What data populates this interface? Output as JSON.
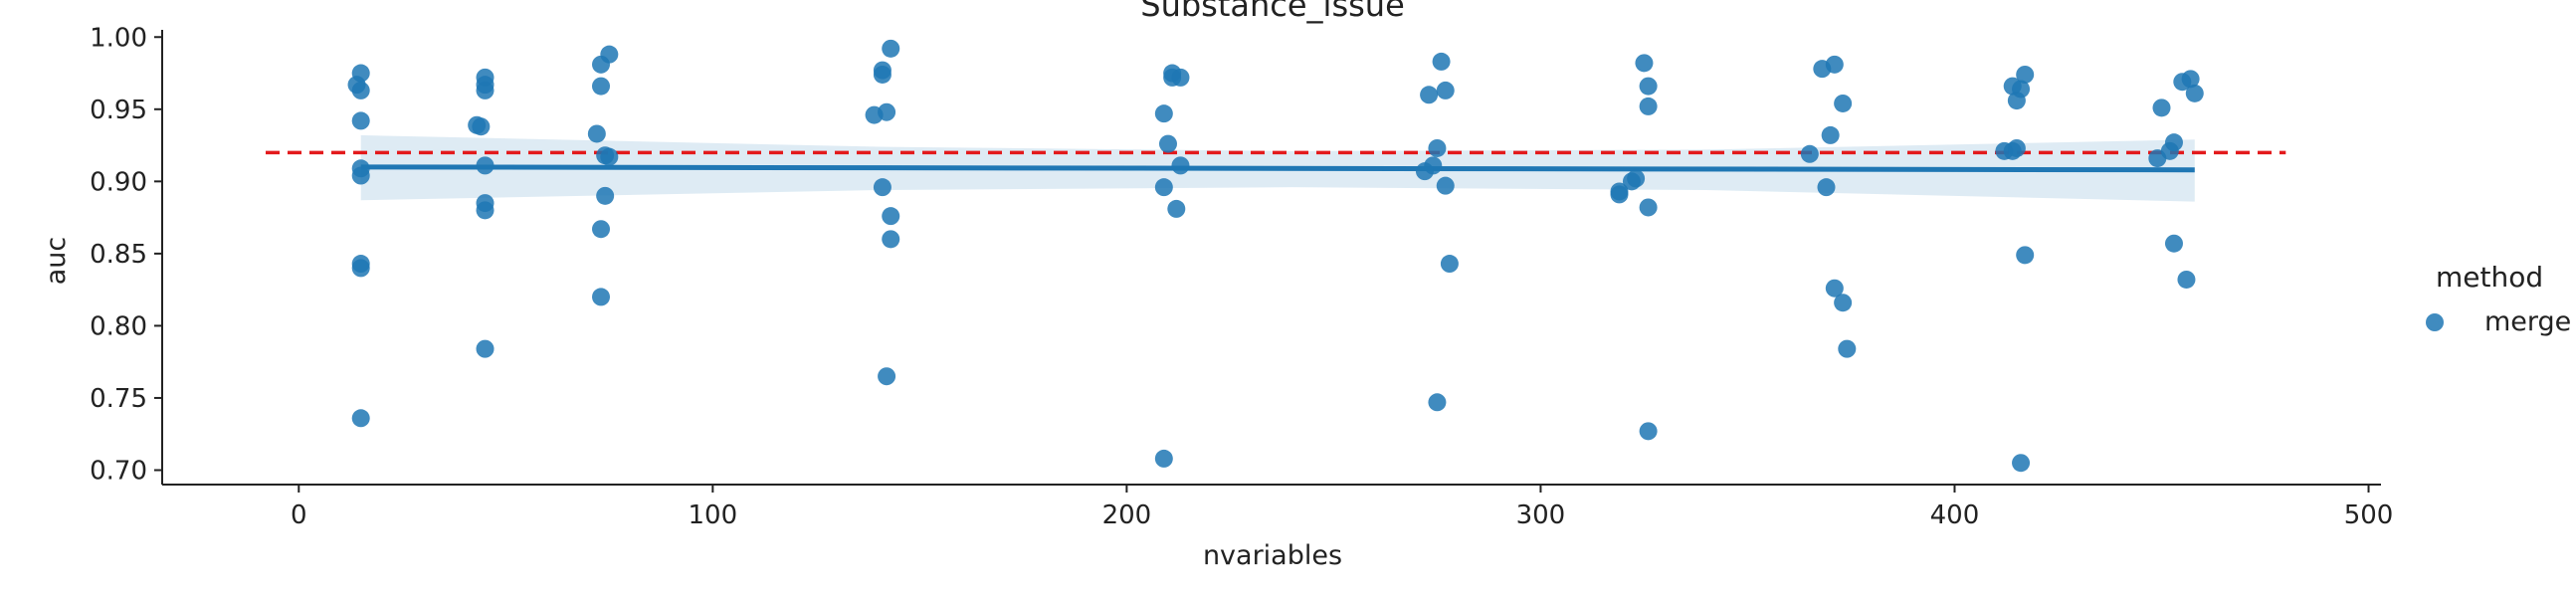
{
  "chart_data": {
    "type": "scatter",
    "title": "Substance_issue",
    "xlabel": "nvariables",
    "ylabel": "auc",
    "xlim": [
      -33,
      503
    ],
    "ylim": [
      0.69,
      1.005
    ],
    "xticks": [
      0,
      100,
      200,
      300,
      400,
      500
    ],
    "yticks": [
      0.7,
      0.75,
      0.8,
      0.85,
      0.9,
      0.95,
      1.0
    ],
    "grid": false,
    "reference_line": {
      "y": 0.92,
      "x_range": [
        -8,
        480
      ],
      "color": "#e31a1c",
      "style": "dashed"
    },
    "legend": {
      "title": "method",
      "placement": "right",
      "entries": [
        {
          "label": "merge",
          "color": "#1f77b4"
        }
      ]
    },
    "series": [
      {
        "name": "merge",
        "color": "#1f77b4",
        "points": [
          [
            14,
            0.967
          ],
          [
            15,
            0.975
          ],
          [
            15,
            0.963
          ],
          [
            15,
            0.942
          ],
          [
            15,
            0.909
          ],
          [
            15,
            0.904
          ],
          [
            15,
            0.843
          ],
          [
            15,
            0.84
          ],
          [
            15,
            0.736
          ],
          [
            43,
            0.939
          ],
          [
            44,
            0.938
          ],
          [
            45,
            0.972
          ],
          [
            45,
            0.967
          ],
          [
            45,
            0.963
          ],
          [
            45,
            0.911
          ],
          [
            45,
            0.885
          ],
          [
            45,
            0.88
          ],
          [
            45,
            0.784
          ],
          [
            72,
            0.933
          ],
          [
            73,
            0.981
          ],
          [
            73,
            0.966
          ],
          [
            73,
            0.867
          ],
          [
            73,
            0.82
          ],
          [
            74,
            0.918
          ],
          [
            74,
            0.89
          ],
          [
            75,
            0.988
          ],
          [
            75,
            0.917
          ],
          [
            139,
            0.946
          ],
          [
            141,
            0.977
          ],
          [
            141,
            0.974
          ],
          [
            141,
            0.896
          ],
          [
            142,
            0.948
          ],
          [
            142,
            0.765
          ],
          [
            143,
            0.992
          ],
          [
            143,
            0.876
          ],
          [
            143,
            0.86
          ],
          [
            209,
            0.947
          ],
          [
            209,
            0.896
          ],
          [
            209,
            0.708
          ],
          [
            210,
            0.926
          ],
          [
            211,
            0.975
          ],
          [
            211,
            0.972
          ],
          [
            212,
            0.881
          ],
          [
            213,
            0.972
          ],
          [
            213,
            0.911
          ],
          [
            272,
            0.907
          ],
          [
            273,
            0.96
          ],
          [
            274,
            0.911
          ],
          [
            275,
            0.923
          ],
          [
            275,
            0.747
          ],
          [
            276,
            0.983
          ],
          [
            277,
            0.963
          ],
          [
            277,
            0.897
          ],
          [
            278,
            0.843
          ],
          [
            319,
            0.891
          ],
          [
            319,
            0.893
          ],
          [
            322,
            0.9
          ],
          [
            323,
            0.902
          ],
          [
            325,
            0.982
          ],
          [
            326,
            0.966
          ],
          [
            326,
            0.952
          ],
          [
            326,
            0.882
          ],
          [
            326,
            0.727
          ],
          [
            365,
            0.919
          ],
          [
            368,
            0.978
          ],
          [
            369,
            0.896
          ],
          [
            370,
            0.932
          ],
          [
            371,
            0.981
          ],
          [
            371,
            0.826
          ],
          [
            373,
            0.954
          ],
          [
            373,
            0.816
          ],
          [
            374,
            0.784
          ],
          [
            412,
            0.921
          ],
          [
            414,
            0.966
          ],
          [
            414,
            0.921
          ],
          [
            415,
            0.956
          ],
          [
            415,
            0.923
          ],
          [
            416,
            0.964
          ],
          [
            416,
            0.705
          ],
          [
            417,
            0.974
          ],
          [
            417,
            0.849
          ],
          [
            449,
            0.916
          ],
          [
            450,
            0.951
          ],
          [
            452,
            0.921
          ],
          [
            453,
            0.927
          ],
          [
            453,
            0.857
          ],
          [
            455,
            0.969
          ],
          [
            456,
            0.832
          ],
          [
            457,
            0.971
          ],
          [
            458,
            0.961
          ]
        ]
      }
    ],
    "regression": {
      "color": "#1f77b4",
      "line": [
        [
          15,
          0.91
        ],
        [
          458,
          0.908
        ]
      ],
      "band_upper": [
        [
          15,
          0.932
        ],
        [
          140,
          0.924
        ],
        [
          240,
          0.921
        ],
        [
          340,
          0.922
        ],
        [
          458,
          0.929
        ]
      ],
      "band_lower": [
        [
          15,
          0.887
        ],
        [
          140,
          0.894
        ],
        [
          240,
          0.896
        ],
        [
          340,
          0.894
        ],
        [
          458,
          0.886
        ]
      ]
    }
  }
}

* **Goal**: None of the pictures should appear; repeat the records exactly otherwise.

* **Exercise solution**:
What data populates this interface? Output as JSON.
{
  "chart_data": {
    "type": "scatter",
    "title": "Substance_issue",
    "xlabel": "nvariables",
    "ylabel": "auc",
    "xlim": [
      -33,
      503
    ],
    "ylim": [
      0.69,
      1.005
    ],
    "xticks": [
      0,
      100,
      200,
      300,
      400,
      500
    ],
    "yticks": [
      0.7,
      0.75,
      0.8,
      0.85,
      0.9,
      0.95,
      1.0
    ],
    "grid": false,
    "reference_line": {
      "y": 0.92,
      "x_range": [
        -8,
        480
      ],
      "color": "#e31a1c",
      "style": "dashed"
    },
    "legend": {
      "title": "method",
      "placement": "right",
      "entries": [
        {
          "label": "merge",
          "color": "#1f77b4"
        }
      ]
    },
    "series": [
      {
        "name": "merge",
        "color": "#1f77b4",
        "points": [
          [
            14,
            0.967
          ],
          [
            15,
            0.975
          ],
          [
            15,
            0.963
          ],
          [
            15,
            0.942
          ],
          [
            15,
            0.909
          ],
          [
            15,
            0.904
          ],
          [
            15,
            0.843
          ],
          [
            15,
            0.84
          ],
          [
            15,
            0.736
          ],
          [
            43,
            0.939
          ],
          [
            44,
            0.938
          ],
          [
            45,
            0.972
          ],
          [
            45,
            0.967
          ],
          [
            45,
            0.963
          ],
          [
            45,
            0.911
          ],
          [
            45,
            0.885
          ],
          [
            45,
            0.88
          ],
          [
            45,
            0.784
          ],
          [
            72,
            0.933
          ],
          [
            73,
            0.981
          ],
          [
            73,
            0.966
          ],
          [
            73,
            0.867
          ],
          [
            73,
            0.82
          ],
          [
            74,
            0.918
          ],
          [
            74,
            0.89
          ],
          [
            75,
            0.988
          ],
          [
            75,
            0.917
          ],
          [
            139,
            0.946
          ],
          [
            141,
            0.977
          ],
          [
            141,
            0.974
          ],
          [
            141,
            0.896
          ],
          [
            142,
            0.948
          ],
          [
            142,
            0.765
          ],
          [
            143,
            0.992
          ],
          [
            143,
            0.876
          ],
          [
            143,
            0.86
          ],
          [
            209,
            0.947
          ],
          [
            209,
            0.896
          ],
          [
            209,
            0.708
          ],
          [
            210,
            0.926
          ],
          [
            211,
            0.975
          ],
          [
            211,
            0.972
          ],
          [
            212,
            0.881
          ],
          [
            213,
            0.972
          ],
          [
            213,
            0.911
          ],
          [
            272,
            0.907
          ],
          [
            273,
            0.96
          ],
          [
            274,
            0.911
          ],
          [
            275,
            0.923
          ],
          [
            275,
            0.747
          ],
          [
            276,
            0.983
          ],
          [
            277,
            0.963
          ],
          [
            277,
            0.897
          ],
          [
            278,
            0.843
          ],
          [
            319,
            0.891
          ],
          [
            319,
            0.893
          ],
          [
            322,
            0.9
          ],
          [
            323,
            0.902
          ],
          [
            325,
            0.982
          ],
          [
            326,
            0.966
          ],
          [
            326,
            0.952
          ],
          [
            326,
            0.882
          ],
          [
            326,
            0.727
          ],
          [
            365,
            0.919
          ],
          [
            368,
            0.978
          ],
          [
            369,
            0.896
          ],
          [
            370,
            0.932
          ],
          [
            371,
            0.981
          ],
          [
            371,
            0.826
          ],
          [
            373,
            0.954
          ],
          [
            373,
            0.816
          ],
          [
            374,
            0.784
          ],
          [
            412,
            0.921
          ],
          [
            414,
            0.966
          ],
          [
            414,
            0.921
          ],
          [
            415,
            0.956
          ],
          [
            415,
            0.923
          ],
          [
            416,
            0.964
          ],
          [
            416,
            0.705
          ],
          [
            417,
            0.974
          ],
          [
            417,
            0.849
          ],
          [
            449,
            0.916
          ],
          [
            450,
            0.951
          ],
          [
            452,
            0.921
          ],
          [
            453,
            0.927
          ],
          [
            453,
            0.857
          ],
          [
            455,
            0.969
          ],
          [
            456,
            0.832
          ],
          [
            457,
            0.971
          ],
          [
            458,
            0.961
          ]
        ]
      }
    ],
    "regression": {
      "color": "#1f77b4",
      "line": [
        [
          15,
          0.91
        ],
        [
          458,
          0.908
        ]
      ],
      "band_upper": [
        [
          15,
          0.932
        ],
        [
          140,
          0.924
        ],
        [
          240,
          0.921
        ],
        [
          340,
          0.922
        ],
        [
          458,
          0.929
        ]
      ],
      "band_lower": [
        [
          15,
          0.887
        ],
        [
          140,
          0.894
        ],
        [
          240,
          0.896
        ],
        [
          340,
          0.894
        ],
        [
          458,
          0.886
        ]
      ]
    }
  }
}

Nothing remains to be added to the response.